**Your goal:**
Copy out lines with the word "name" from the material that follows.

— Start —

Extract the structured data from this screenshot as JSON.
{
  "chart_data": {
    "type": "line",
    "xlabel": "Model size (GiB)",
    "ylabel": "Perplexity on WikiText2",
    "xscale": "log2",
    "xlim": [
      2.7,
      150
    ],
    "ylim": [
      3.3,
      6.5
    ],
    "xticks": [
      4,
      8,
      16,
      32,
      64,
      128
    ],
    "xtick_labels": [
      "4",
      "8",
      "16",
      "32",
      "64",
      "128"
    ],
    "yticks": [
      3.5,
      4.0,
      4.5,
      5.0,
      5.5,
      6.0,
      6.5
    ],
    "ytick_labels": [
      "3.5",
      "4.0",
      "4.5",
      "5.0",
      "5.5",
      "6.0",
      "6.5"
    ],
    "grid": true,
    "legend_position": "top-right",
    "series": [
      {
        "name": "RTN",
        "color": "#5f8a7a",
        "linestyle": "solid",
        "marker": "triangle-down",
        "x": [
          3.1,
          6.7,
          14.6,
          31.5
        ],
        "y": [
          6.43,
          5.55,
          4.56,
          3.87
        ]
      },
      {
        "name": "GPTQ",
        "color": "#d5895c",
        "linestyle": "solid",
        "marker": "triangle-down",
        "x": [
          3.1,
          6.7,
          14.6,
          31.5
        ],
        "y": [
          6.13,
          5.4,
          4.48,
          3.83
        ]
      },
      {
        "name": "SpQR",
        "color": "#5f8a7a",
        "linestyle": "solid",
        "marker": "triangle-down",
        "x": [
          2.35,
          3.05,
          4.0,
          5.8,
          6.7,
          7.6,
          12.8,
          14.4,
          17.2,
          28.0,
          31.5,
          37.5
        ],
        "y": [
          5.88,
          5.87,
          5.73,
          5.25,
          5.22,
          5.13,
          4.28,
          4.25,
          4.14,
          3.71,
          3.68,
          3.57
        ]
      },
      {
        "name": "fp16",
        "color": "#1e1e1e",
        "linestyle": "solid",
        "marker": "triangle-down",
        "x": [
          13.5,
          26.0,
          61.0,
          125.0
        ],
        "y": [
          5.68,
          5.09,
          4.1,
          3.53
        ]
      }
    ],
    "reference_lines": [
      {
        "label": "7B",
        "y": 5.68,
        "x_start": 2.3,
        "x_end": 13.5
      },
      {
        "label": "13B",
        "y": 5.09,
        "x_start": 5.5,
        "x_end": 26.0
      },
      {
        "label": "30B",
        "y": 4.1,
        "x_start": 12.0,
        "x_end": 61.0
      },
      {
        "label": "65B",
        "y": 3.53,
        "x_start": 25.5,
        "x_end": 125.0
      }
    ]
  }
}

— End —

**Output of the task:**
        "name": "RTN",
        "name": "GPTQ",
        "name": "SpQR",
        "name": "fp16",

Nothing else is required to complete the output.